Repeat the records exactly. Every line must match.

### AVAILABLE DATA ###

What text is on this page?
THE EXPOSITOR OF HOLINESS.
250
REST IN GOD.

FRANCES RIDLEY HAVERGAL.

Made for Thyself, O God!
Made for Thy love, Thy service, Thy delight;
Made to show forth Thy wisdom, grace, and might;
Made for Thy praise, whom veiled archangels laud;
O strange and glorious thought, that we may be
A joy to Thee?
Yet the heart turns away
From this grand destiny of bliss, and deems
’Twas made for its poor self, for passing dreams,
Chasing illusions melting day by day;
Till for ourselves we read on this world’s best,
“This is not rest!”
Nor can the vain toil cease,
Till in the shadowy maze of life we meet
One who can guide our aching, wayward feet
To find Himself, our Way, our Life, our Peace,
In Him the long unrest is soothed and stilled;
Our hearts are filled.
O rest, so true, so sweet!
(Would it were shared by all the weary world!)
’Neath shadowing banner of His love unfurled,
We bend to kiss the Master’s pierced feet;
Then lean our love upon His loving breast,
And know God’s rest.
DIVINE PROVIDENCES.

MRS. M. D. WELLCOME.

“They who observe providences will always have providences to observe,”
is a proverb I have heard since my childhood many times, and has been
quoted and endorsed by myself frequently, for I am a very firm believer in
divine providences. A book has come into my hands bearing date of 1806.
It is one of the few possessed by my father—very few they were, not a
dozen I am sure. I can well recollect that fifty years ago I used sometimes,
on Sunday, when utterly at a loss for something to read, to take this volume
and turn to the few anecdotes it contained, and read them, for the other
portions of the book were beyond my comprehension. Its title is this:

###

THE REPLY -
What text is on this page?
THE EXPOSITOR OF HOLINESS.
250
REST IN GOD.

FRANCES RIDLEY HAVERGAL.

Made for Thyself, O God!
Made for Thy love, Thy service, Thy delight;
Made to show forth Thy wisdom, grace, and might;
Made for Thy praise, whom veiled archangels laud;
O strange and glorious thought, that we may be
A joy to Thee?
Yet the heart turns away
From this grand destiny of bliss, and deems
’Twas made for its poor self, for passing dreams,
Chasing illusions melting day by day;
Till for ourselves we read on this world’s best,
“This is not rest!”
Nor can the vain toil cease,
Till in the shadowy maze of life we meet
One who can guide our aching, wayward feet
To find Himself, our Way, our Life, our Peace,
In Him the long unrest is soothed and stilled;
Our hearts are filled.
O rest, so true, so sweet!
(Would it were shared by all the weary world!)
’Neath shadowing banner of His love unfurled,
We bend to kiss the Master’s pierced feet;
Then lean our love upon His loving breast,
And know God’s rest.
DIVINE PROVIDENCES.

MRS. M. D. WELLCOME.

“They who observe providences will always have providences to observe,”
is a proverb I have heard since my childhood many times, and has been
quoted and endorsed by myself frequently, for I am a very firm believer in
divine providences. A book has come into my hands bearing date of 1806.
It is one of the few possessed by my father—very few they were, not a
dozen I am sure. I can well recollect that fifty years ago I used sometimes,
on Sunday, when utterly at a loss for something to read, to take this volume
and turn to the few anecdotes it contained, and read them, for the other
portions of the book were beyond my comprehension. Its title is this:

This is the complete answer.